***** The records *****

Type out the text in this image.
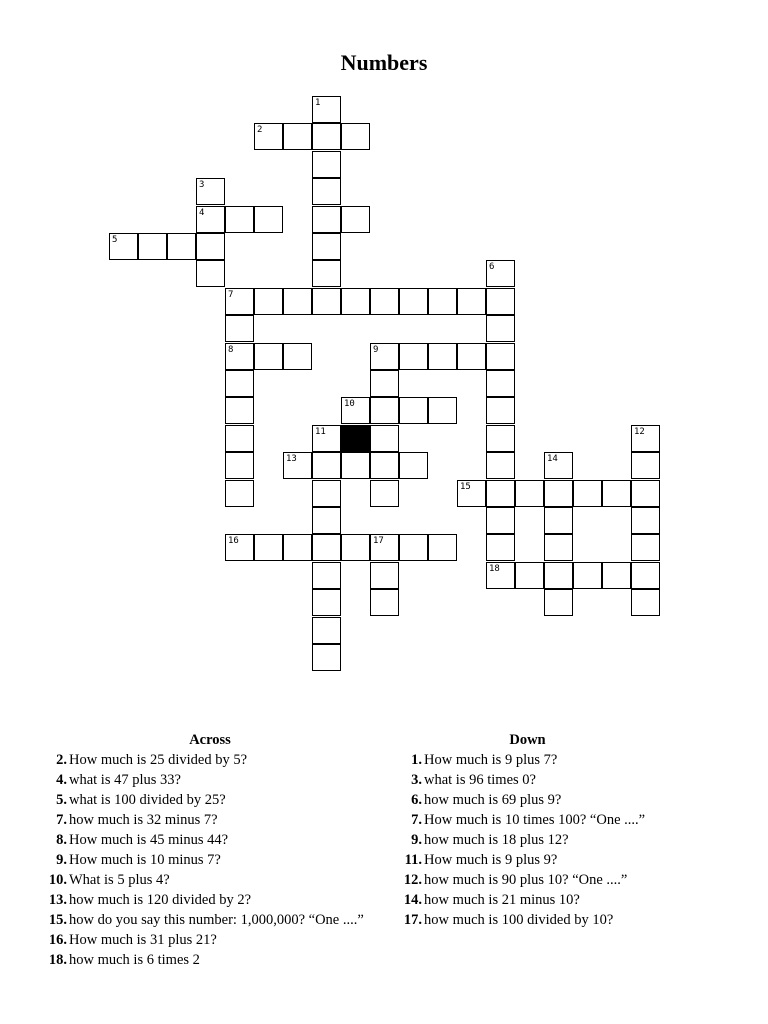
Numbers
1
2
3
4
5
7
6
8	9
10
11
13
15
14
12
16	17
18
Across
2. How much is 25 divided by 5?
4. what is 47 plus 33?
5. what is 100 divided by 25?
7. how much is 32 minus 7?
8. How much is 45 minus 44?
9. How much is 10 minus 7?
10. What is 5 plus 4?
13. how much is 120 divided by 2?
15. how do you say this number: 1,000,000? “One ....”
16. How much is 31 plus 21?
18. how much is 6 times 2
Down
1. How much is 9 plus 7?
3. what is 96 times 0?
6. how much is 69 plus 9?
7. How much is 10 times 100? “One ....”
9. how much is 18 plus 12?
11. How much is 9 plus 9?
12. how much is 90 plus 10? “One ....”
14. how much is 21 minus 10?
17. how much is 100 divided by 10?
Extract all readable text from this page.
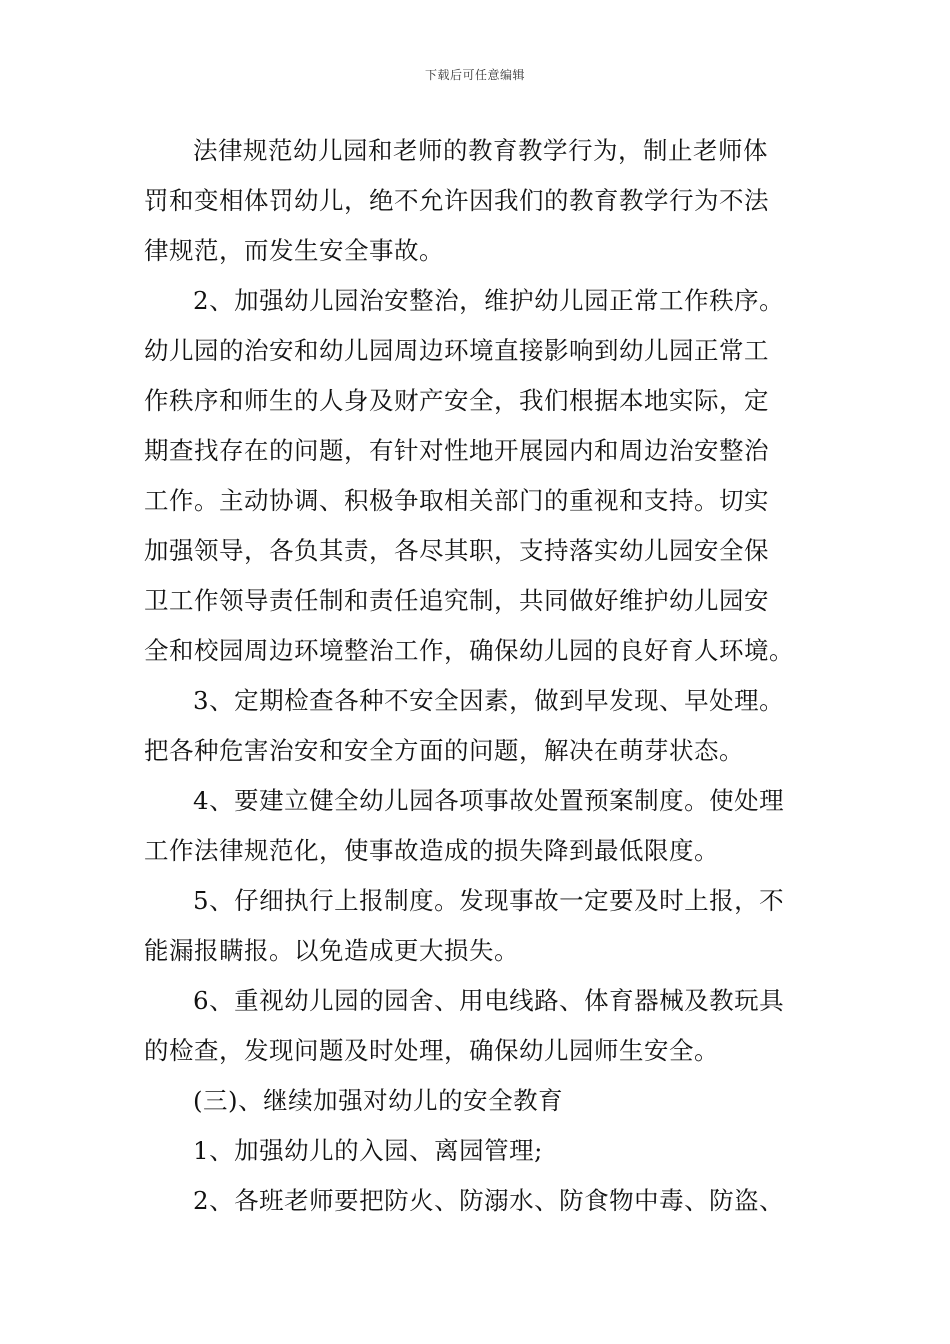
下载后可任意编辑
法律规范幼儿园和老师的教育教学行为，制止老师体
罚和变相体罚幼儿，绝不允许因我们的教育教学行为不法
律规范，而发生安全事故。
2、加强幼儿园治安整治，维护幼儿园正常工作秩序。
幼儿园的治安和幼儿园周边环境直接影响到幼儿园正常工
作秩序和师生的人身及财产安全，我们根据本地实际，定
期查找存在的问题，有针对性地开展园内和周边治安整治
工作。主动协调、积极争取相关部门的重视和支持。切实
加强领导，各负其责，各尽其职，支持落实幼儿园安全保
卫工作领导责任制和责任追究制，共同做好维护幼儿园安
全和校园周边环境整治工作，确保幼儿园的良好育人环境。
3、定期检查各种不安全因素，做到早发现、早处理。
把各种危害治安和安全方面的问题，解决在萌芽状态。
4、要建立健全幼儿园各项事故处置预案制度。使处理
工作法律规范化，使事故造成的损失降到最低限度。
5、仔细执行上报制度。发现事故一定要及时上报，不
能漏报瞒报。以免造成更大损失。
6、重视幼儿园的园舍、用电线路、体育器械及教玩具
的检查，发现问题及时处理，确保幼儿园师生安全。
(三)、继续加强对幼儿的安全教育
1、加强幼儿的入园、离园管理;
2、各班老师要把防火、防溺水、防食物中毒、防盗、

*****

** Your objective **
Restate the records above in full, word for word. Keep pictures out.

** Exercise answer **
Type out the text in this image.
Numbers
1
2
3
4
5
7
6
8	9
10
11
13
15
14
12
16	17
18
Across
2. How much is 25 divided by 5?
4. what is 47 plus 33?
5. what is 100 divided by 25?
7. how much is 32 minus 7?
8. How much is 45 minus 44?
9. How much is 10 minus 7?
10. What is 5 plus 4?
13. how much is 120 divided by 2?
15. how do you say this number: 1,000,000? “One ....”
16. How much is 31 plus 21?
18. how much is 6 times 2
Down
1. How much is 9 plus 7?
3. what is 96 times 0?
6. how much is 69 plus 9?
7. How much is 10 times 100? “One ....”
9. how much is 18 plus 12?
11. How much is 9 plus 9?
12. how much is 90 plus 10? “One ....”
14. how much is 21 minus 10?
17. how much is 100 divided by 10?
Extract all readable text from this page.
下载后可任意编辑
法律规范幼儿园和老师的教育教学行为，制止老师体
罚和变相体罚幼儿，绝不允许因我们的教育教学行为不法
律规范，而发生安全事故。
2、加强幼儿园治安整治，维护幼儿园正常工作秩序。
幼儿园的治安和幼儿园周边环境直接影响到幼儿园正常工
作秩序和师生的人身及财产安全，我们根据本地实际，定
期查找存在的问题，有针对性地开展园内和周边治安整治
工作。主动协调、积极争取相关部门的重视和支持。切实
加强领导，各负其责，各尽其职，支持落实幼儿园安全保
卫工作领导责任制和责任追究制，共同做好维护幼儿园安
全和校园周边环境整治工作，确保幼儿园的良好育人环境。
3、定期检查各种不安全因素，做到早发现、早处理。
把各种危害治安和安全方面的问题，解决在萌芽状态。
4、要建立健全幼儿园各项事故处置预案制度。使处理
工作法律规范化，使事故造成的损失降到最低限度。
5、仔细执行上报制度。发现事故一定要及时上报，不
能漏报瞒报。以免造成更大损失。
6、重视幼儿园的园舍、用电线路、体育器械及教玩具
的检查，发现问题及时处理，确保幼儿园师生安全。
(三)、继续加强对幼儿的安全教育
1、加强幼儿的入园、离园管理;
2、各班老师要把防火、防溺水、防食物中毒、防盗、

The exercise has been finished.